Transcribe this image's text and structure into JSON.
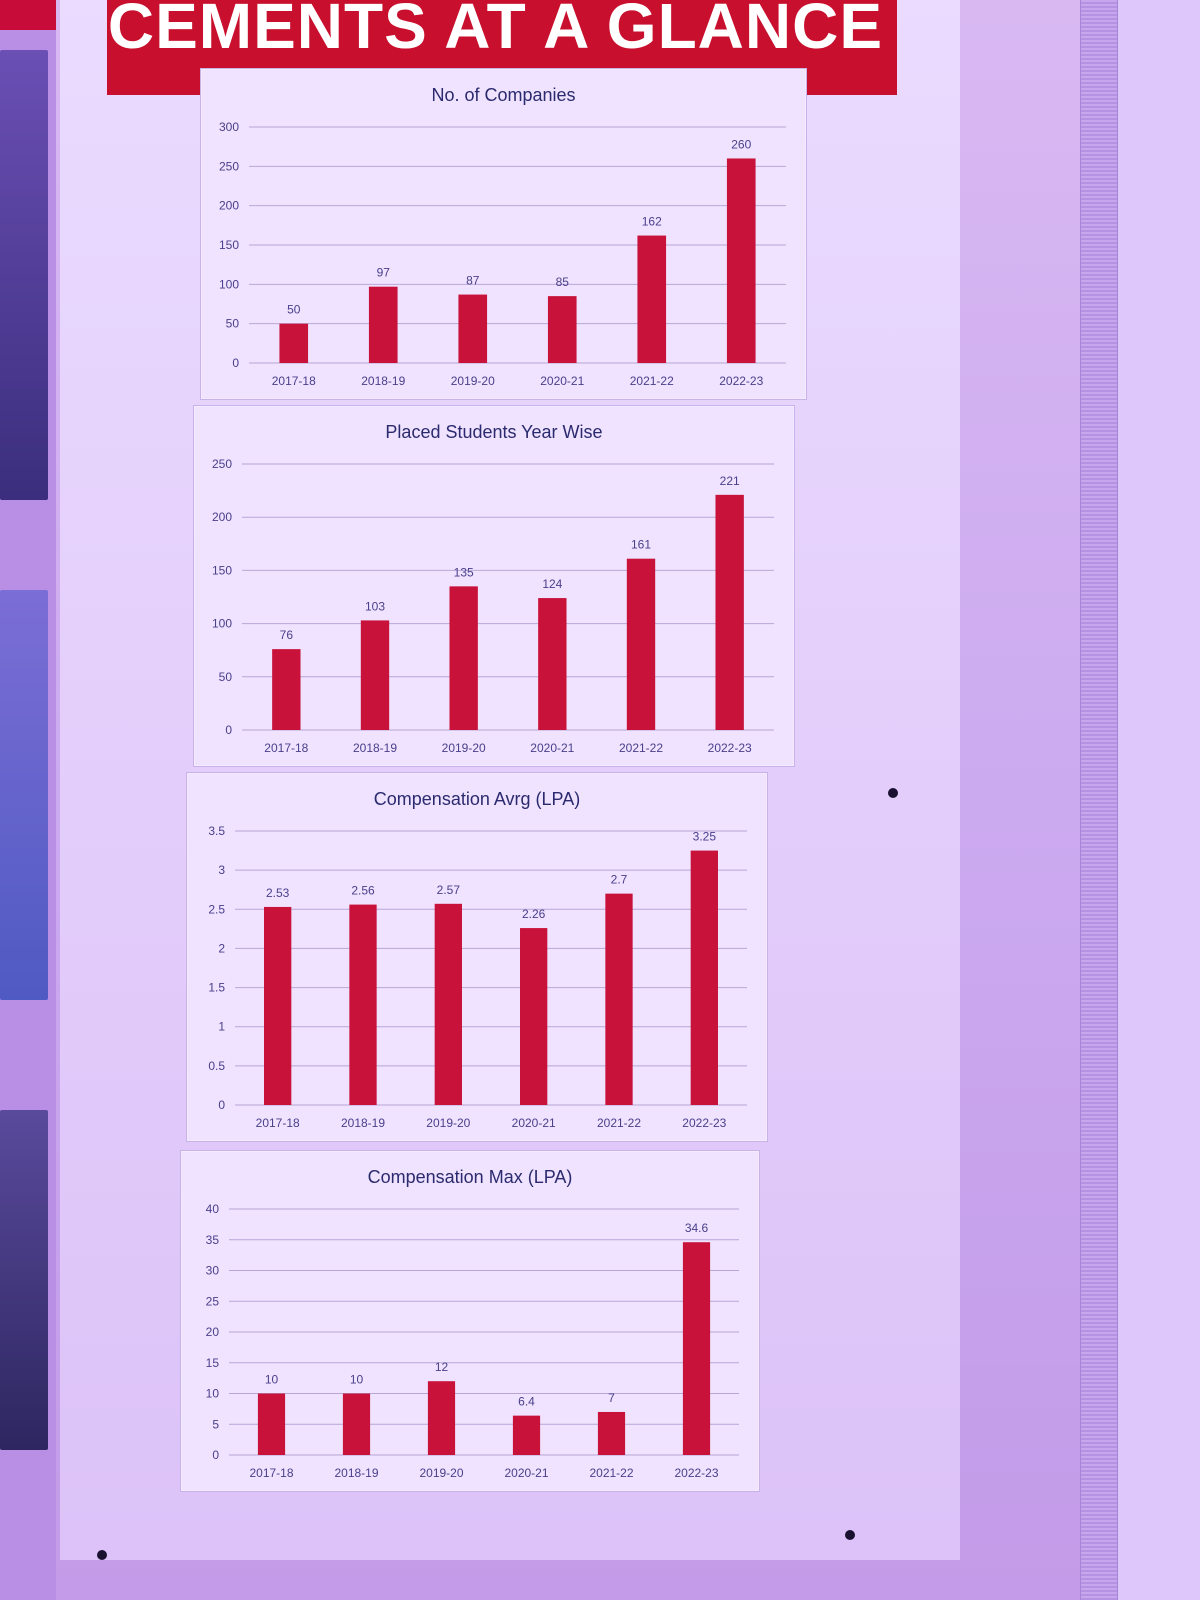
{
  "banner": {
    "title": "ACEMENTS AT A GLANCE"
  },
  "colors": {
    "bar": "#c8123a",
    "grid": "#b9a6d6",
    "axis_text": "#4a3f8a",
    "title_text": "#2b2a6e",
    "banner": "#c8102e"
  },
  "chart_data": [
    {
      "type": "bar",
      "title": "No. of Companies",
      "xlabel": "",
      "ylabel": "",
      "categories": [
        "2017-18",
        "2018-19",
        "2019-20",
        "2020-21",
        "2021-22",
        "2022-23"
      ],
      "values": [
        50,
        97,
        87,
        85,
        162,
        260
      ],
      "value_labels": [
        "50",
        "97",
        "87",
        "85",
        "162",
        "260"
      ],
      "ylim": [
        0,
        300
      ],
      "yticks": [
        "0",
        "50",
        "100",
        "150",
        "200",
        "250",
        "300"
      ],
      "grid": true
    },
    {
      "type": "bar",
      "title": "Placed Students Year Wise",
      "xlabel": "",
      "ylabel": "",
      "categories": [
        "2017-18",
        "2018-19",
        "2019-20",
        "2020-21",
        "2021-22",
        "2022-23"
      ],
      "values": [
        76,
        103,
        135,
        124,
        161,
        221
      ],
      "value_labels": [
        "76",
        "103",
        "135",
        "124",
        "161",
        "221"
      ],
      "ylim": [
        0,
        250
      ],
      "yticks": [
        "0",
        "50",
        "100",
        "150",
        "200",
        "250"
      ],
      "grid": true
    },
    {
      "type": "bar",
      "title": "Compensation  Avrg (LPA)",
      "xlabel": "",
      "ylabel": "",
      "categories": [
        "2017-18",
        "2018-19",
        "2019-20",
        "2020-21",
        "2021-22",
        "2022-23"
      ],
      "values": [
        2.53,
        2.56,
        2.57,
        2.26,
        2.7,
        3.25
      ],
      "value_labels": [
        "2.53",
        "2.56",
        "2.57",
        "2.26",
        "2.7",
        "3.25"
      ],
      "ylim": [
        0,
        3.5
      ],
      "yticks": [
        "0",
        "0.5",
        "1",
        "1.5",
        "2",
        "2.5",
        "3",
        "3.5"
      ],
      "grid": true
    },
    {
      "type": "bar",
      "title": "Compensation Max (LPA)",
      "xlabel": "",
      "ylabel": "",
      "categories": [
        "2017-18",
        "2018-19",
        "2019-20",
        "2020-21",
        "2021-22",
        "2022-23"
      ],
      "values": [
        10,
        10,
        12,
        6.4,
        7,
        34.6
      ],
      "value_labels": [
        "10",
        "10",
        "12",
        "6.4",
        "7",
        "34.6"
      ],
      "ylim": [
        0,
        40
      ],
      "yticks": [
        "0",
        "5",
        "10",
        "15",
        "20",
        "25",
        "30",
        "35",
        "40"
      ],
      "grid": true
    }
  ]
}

*-*-*

* [To do]:
Set the pictures aside and transcribe the data above exactly.

* [The solution]:
Transcribe this image's text and structure into JSON.
{
  "banner": {
    "title": "ACEMENTS AT A GLANCE"
  },
  "colors": {
    "bar": "#c8123a",
    "grid": "#b9a6d6",
    "axis_text": "#4a3f8a",
    "title_text": "#2b2a6e",
    "banner": "#c8102e"
  },
  "chart_data": [
    {
      "type": "bar",
      "title": "No. of Companies",
      "xlabel": "",
      "ylabel": "",
      "categories": [
        "2017-18",
        "2018-19",
        "2019-20",
        "2020-21",
        "2021-22",
        "2022-23"
      ],
      "values": [
        50,
        97,
        87,
        85,
        162,
        260
      ],
      "value_labels": [
        "50",
        "97",
        "87",
        "85",
        "162",
        "260"
      ],
      "ylim": [
        0,
        300
      ],
      "yticks": [
        "0",
        "50",
        "100",
        "150",
        "200",
        "250",
        "300"
      ],
      "grid": true
    },
    {
      "type": "bar",
      "title": "Placed Students Year Wise",
      "xlabel": "",
      "ylabel": "",
      "categories": [
        "2017-18",
        "2018-19",
        "2019-20",
        "2020-21",
        "2021-22",
        "2022-23"
      ],
      "values": [
        76,
        103,
        135,
        124,
        161,
        221
      ],
      "value_labels": [
        "76",
        "103",
        "135",
        "124",
        "161",
        "221"
      ],
      "ylim": [
        0,
        250
      ],
      "yticks": [
        "0",
        "50",
        "100",
        "150",
        "200",
        "250"
      ],
      "grid": true
    },
    {
      "type": "bar",
      "title": "Compensation  Avrg (LPA)",
      "xlabel": "",
      "ylabel": "",
      "categories": [
        "2017-18",
        "2018-19",
        "2019-20",
        "2020-21",
        "2021-22",
        "2022-23"
      ],
      "values": [
        2.53,
        2.56,
        2.57,
        2.26,
        2.7,
        3.25
      ],
      "value_labels": [
        "2.53",
        "2.56",
        "2.57",
        "2.26",
        "2.7",
        "3.25"
      ],
      "ylim": [
        0,
        3.5
      ],
      "yticks": [
        "0",
        "0.5",
        "1",
        "1.5",
        "2",
        "2.5",
        "3",
        "3.5"
      ],
      "grid": true
    },
    {
      "type": "bar",
      "title": "Compensation Max (LPA)",
      "xlabel": "",
      "ylabel": "",
      "categories": [
        "2017-18",
        "2018-19",
        "2019-20",
        "2020-21",
        "2021-22",
        "2022-23"
      ],
      "values": [
        10,
        10,
        12,
        6.4,
        7,
        34.6
      ],
      "value_labels": [
        "10",
        "10",
        "12",
        "6.4",
        "7",
        "34.6"
      ],
      "ylim": [
        0,
        40
      ],
      "yticks": [
        "0",
        "5",
        "10",
        "15",
        "20",
        "25",
        "30",
        "35",
        "40"
      ],
      "grid": true
    }
  ]
}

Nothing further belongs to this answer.